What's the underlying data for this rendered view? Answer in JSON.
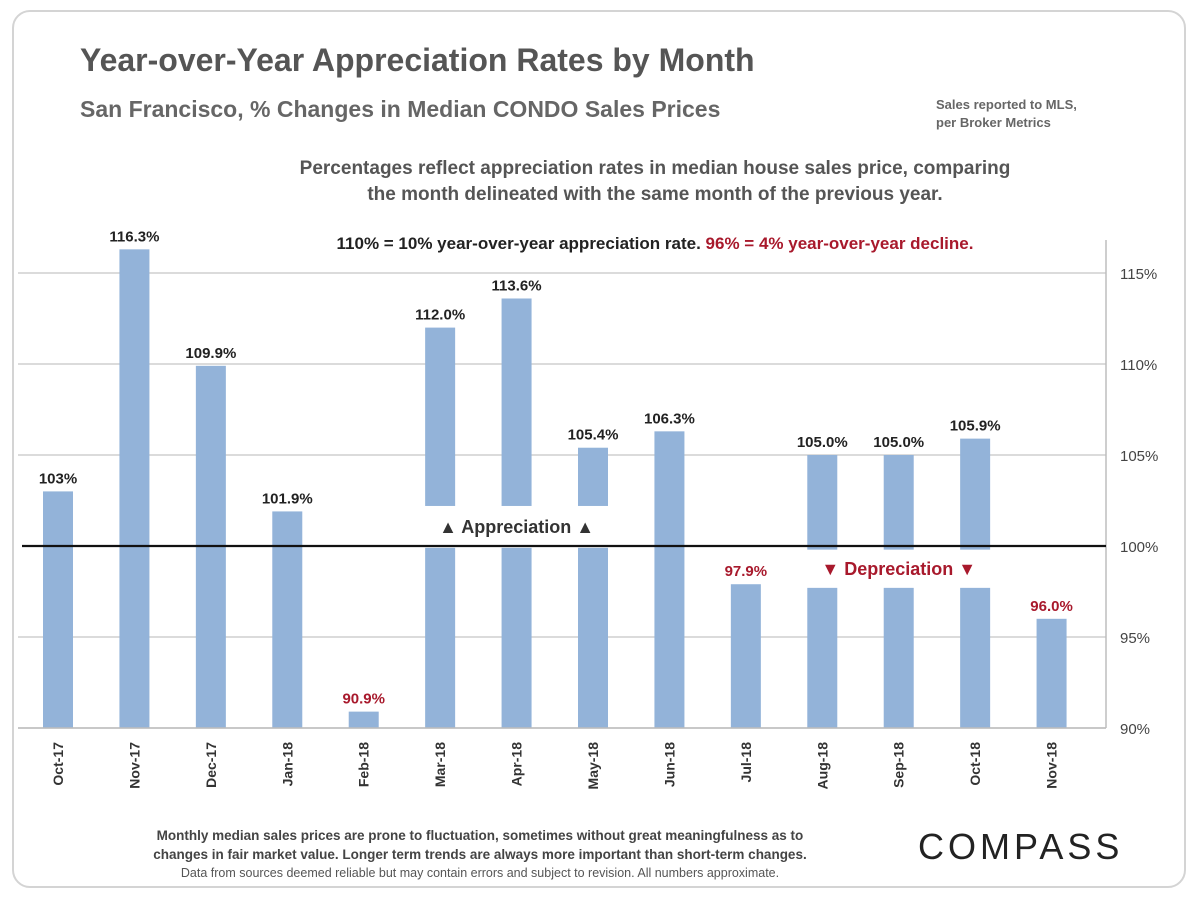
{
  "header": {
    "title": "Year-over-Year Appreciation Rates by Month",
    "subtitle": "San Francisco, % Changes in Median CONDO Sales Prices",
    "source_line1": "Sales reported to MLS,",
    "source_line2": "per Broker Metrics"
  },
  "note": {
    "line1": "Percentages reflect appreciation rates in median house sales price, comparing",
    "line2": "the month delineated with the same month of the previous year."
  },
  "key": {
    "positive": "110% = 10% year-over-year appreciation rate.",
    "negative": "96% = 4% year-over-year decline."
  },
  "chart_data": {
    "type": "bar",
    "categories": [
      "Oct-17",
      "Nov-17",
      "Dec-17",
      "Jan-18",
      "Feb-18",
      "Mar-18",
      "Apr-18",
      "May-18",
      "Jun-18",
      "Jul-18",
      "Aug-18",
      "Sep-18",
      "Oct-18",
      "Nov-18"
    ],
    "values": [
      103,
      116.3,
      109.9,
      101.9,
      90.9,
      112.0,
      113.6,
      105.4,
      106.3,
      97.9,
      105.0,
      105.0,
      105.9,
      96.0
    ],
    "data_labels": [
      "103%",
      "116.3%",
      "109.9%",
      "101.9%",
      "90.9%",
      "112.0%",
      "113.6%",
      "105.4%",
      "106.3%",
      "97.9%",
      "105.0%",
      "105.0%",
      "105.9%",
      "96.0%"
    ],
    "ylim": [
      90,
      117
    ],
    "yticks": [
      90,
      95,
      100,
      105,
      110,
      115
    ],
    "ytick_labels": [
      "90%",
      "95%",
      "100%",
      "105%",
      "110%",
      "115%"
    ],
    "baseline": 100,
    "grid": true,
    "y_axis_side": "right",
    "bar_color": "#93b3d9",
    "label_color_positive": "#222222",
    "label_color_negative": "#a8192c",
    "annotations": {
      "appreciation": "▲ Appreciation ▲",
      "depreciation": "▼ Depreciation ▼"
    }
  },
  "footer": {
    "line1": "Monthly median sales prices are prone to fluctuation, sometimes without great meaningfulness as to",
    "line2": "changes in fair market value. Longer term trends are always more important than short-term changes.",
    "line3": "Data from sources deemed reliable but may contain errors and subject to revision. All numbers approximate."
  },
  "brand": {
    "logo_text": "COMPASS"
  }
}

§

**TASK DESCRIPTION:**
Make a verbatim copy of all the entries and strip out the pictures.

**SOLUTION FOR THIS TASK:**
What's the underlying data for this rendered view? Answer in JSON.
{
  "header": {
    "title": "Year-over-Year Appreciation Rates by Month",
    "subtitle": "San Francisco, % Changes in Median CONDO Sales Prices",
    "source_line1": "Sales reported to MLS,",
    "source_line2": "per Broker Metrics"
  },
  "note": {
    "line1": "Percentages reflect appreciation rates in median house sales price, comparing",
    "line2": "the month delineated with the same month of the previous year."
  },
  "key": {
    "positive": "110% = 10% year-over-year appreciation rate.",
    "negative": "96% = 4% year-over-year decline."
  },
  "chart_data": {
    "type": "bar",
    "categories": [
      "Oct-17",
      "Nov-17",
      "Dec-17",
      "Jan-18",
      "Feb-18",
      "Mar-18",
      "Apr-18",
      "May-18",
      "Jun-18",
      "Jul-18",
      "Aug-18",
      "Sep-18",
      "Oct-18",
      "Nov-18"
    ],
    "values": [
      103,
      116.3,
      109.9,
      101.9,
      90.9,
      112.0,
      113.6,
      105.4,
      106.3,
      97.9,
      105.0,
      105.0,
      105.9,
      96.0
    ],
    "data_labels": [
      "103%",
      "116.3%",
      "109.9%",
      "101.9%",
      "90.9%",
      "112.0%",
      "113.6%",
      "105.4%",
      "106.3%",
      "97.9%",
      "105.0%",
      "105.0%",
      "105.9%",
      "96.0%"
    ],
    "ylim": [
      90,
      117
    ],
    "yticks": [
      90,
      95,
      100,
      105,
      110,
      115
    ],
    "ytick_labels": [
      "90%",
      "95%",
      "100%",
      "105%",
      "110%",
      "115%"
    ],
    "baseline": 100,
    "grid": true,
    "y_axis_side": "right",
    "bar_color": "#93b3d9",
    "label_color_positive": "#222222",
    "label_color_negative": "#a8192c",
    "annotations": {
      "appreciation": "▲ Appreciation ▲",
      "depreciation": "▼ Depreciation ▼"
    }
  },
  "footer": {
    "line1": "Monthly median sales prices are prone to fluctuation, sometimes without great meaningfulness as to",
    "line2": "changes in fair market value. Longer term trends are always more important than short-term changes.",
    "line3": "Data from sources deemed reliable but may contain errors and subject to revision. All numbers approximate."
  },
  "brand": {
    "logo_text": "COMPASS"
  }
}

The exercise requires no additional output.